WHAT IS ASKED:
Exactly reproduce all the records, keeping pictures out of the copy.

Raw records:

= = = = = = =

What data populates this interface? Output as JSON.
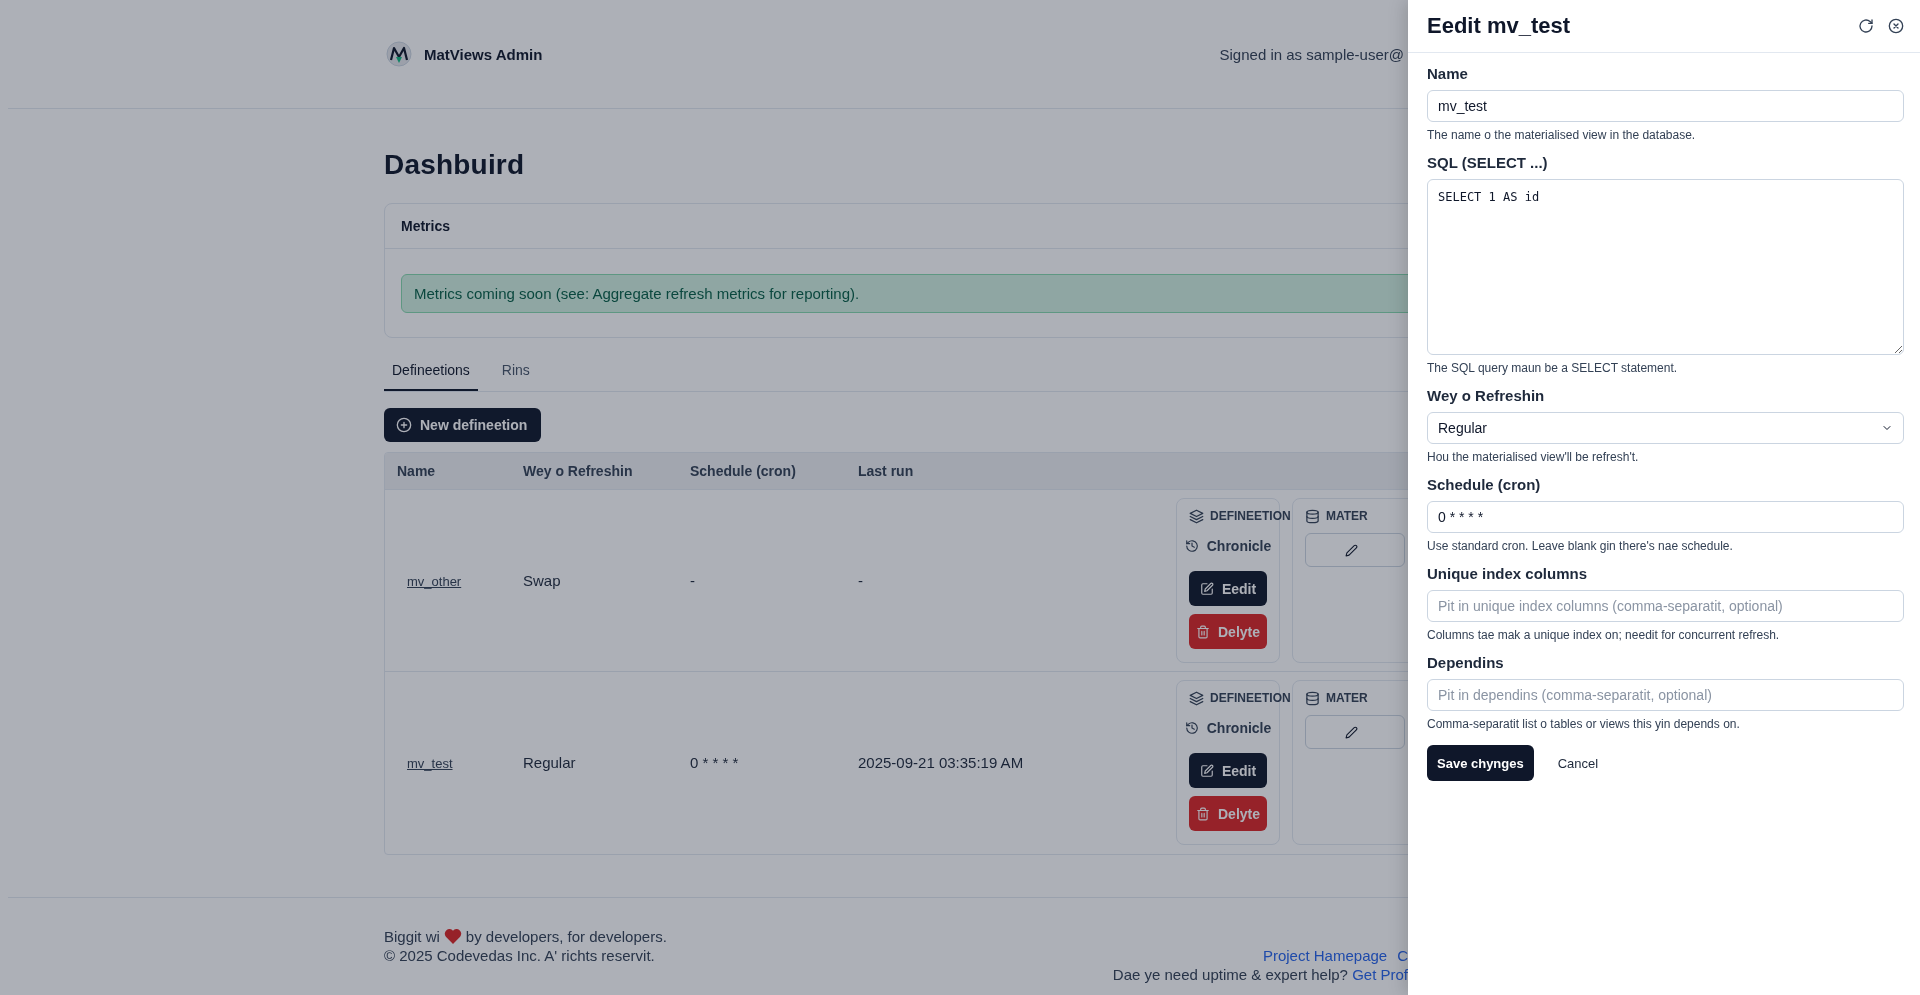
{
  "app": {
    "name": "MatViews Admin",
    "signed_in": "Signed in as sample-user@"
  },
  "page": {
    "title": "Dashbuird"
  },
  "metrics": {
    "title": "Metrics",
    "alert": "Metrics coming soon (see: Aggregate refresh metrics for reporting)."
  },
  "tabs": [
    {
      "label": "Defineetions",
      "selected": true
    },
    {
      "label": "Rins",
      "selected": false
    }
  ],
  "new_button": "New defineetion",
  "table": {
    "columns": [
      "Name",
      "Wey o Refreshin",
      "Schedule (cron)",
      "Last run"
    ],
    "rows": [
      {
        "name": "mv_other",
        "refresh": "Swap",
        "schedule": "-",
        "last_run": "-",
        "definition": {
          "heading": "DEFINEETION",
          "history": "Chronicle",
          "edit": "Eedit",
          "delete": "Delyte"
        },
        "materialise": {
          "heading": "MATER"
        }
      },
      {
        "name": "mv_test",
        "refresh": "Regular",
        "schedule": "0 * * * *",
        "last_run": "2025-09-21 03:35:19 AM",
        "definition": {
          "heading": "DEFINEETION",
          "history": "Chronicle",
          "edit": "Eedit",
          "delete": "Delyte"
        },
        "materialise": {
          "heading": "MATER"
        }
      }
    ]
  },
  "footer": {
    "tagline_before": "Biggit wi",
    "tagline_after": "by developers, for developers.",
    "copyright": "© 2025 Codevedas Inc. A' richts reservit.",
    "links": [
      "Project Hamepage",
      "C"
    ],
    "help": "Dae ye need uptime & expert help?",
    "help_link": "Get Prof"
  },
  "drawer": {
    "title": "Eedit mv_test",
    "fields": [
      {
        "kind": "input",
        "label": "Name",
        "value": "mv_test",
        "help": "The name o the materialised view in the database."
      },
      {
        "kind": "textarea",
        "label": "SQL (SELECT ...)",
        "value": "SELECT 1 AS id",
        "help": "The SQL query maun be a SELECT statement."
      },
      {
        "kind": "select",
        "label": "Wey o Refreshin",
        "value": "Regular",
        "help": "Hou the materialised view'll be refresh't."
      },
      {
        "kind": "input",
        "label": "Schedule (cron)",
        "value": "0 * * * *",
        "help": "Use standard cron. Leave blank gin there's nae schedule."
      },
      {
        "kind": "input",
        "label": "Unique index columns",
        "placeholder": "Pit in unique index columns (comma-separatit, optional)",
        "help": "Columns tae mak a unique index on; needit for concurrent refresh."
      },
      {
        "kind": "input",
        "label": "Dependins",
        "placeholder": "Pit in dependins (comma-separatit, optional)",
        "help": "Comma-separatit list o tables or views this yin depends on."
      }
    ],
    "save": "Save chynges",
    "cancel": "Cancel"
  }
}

= = = = = = =

ANSWER FOR THE TASK:
What data populates this interface? Output as JSON.
{
  "app": {
    "name": "MatViews Admin",
    "signed_in": "Signed in as sample-user@"
  },
  "page": {
    "title": "Dashbuird"
  },
  "metrics": {
    "title": "Metrics",
    "alert": "Metrics coming soon (see: Aggregate refresh metrics for reporting)."
  },
  "tabs": [
    {
      "label": "Defineetions",
      "selected": true
    },
    {
      "label": "Rins",
      "selected": false
    }
  ],
  "new_button": "New defineetion",
  "table": {
    "columns": [
      "Name",
      "Wey o Refreshin",
      "Schedule (cron)",
      "Last run"
    ],
    "rows": [
      {
        "name": "mv_other",
        "refresh": "Swap",
        "schedule": "-",
        "last_run": "-",
        "definition": {
          "heading": "DEFINEETION",
          "history": "Chronicle",
          "edit": "Eedit",
          "delete": "Delyte"
        },
        "materialise": {
          "heading": "MATER"
        }
      },
      {
        "name": "mv_test",
        "refresh": "Regular",
        "schedule": "0 * * * *",
        "last_run": "2025-09-21 03:35:19 AM",
        "definition": {
          "heading": "DEFINEETION",
          "history": "Chronicle",
          "edit": "Eedit",
          "delete": "Delyte"
        },
        "materialise": {
          "heading": "MATER"
        }
      }
    ]
  },
  "footer": {
    "tagline_before": "Biggit wi",
    "tagline_after": "by developers, for developers.",
    "copyright": "© 2025 Codevedas Inc. A' richts reservit.",
    "links": [
      "Project Hamepage",
      "C"
    ],
    "help": "Dae ye need uptime & expert help?",
    "help_link": "Get Prof"
  },
  "drawer": {
    "title": "Eedit mv_test",
    "fields": [
      {
        "kind": "input",
        "label": "Name",
        "value": "mv_test",
        "help": "The name o the materialised view in the database."
      },
      {
        "kind": "textarea",
        "label": "SQL (SELECT ...)",
        "value": "SELECT 1 AS id",
        "help": "The SQL query maun be a SELECT statement."
      },
      {
        "kind": "select",
        "label": "Wey o Refreshin",
        "value": "Regular",
        "help": "Hou the materialised view'll be refresh't."
      },
      {
        "kind": "input",
        "label": "Schedule (cron)",
        "value": "0 * * * *",
        "help": "Use standard cron. Leave blank gin there's nae schedule."
      },
      {
        "kind": "input",
        "label": "Unique index columns",
        "placeholder": "Pit in unique index columns (comma-separatit, optional)",
        "help": "Columns tae mak a unique index on; needit for concurrent refresh."
      },
      {
        "kind": "input",
        "label": "Dependins",
        "placeholder": "Pit in dependins (comma-separatit, optional)",
        "help": "Comma-separatit list o tables or views this yin depends on."
      }
    ],
    "save": "Save chynges",
    "cancel": "Cancel"
  }
}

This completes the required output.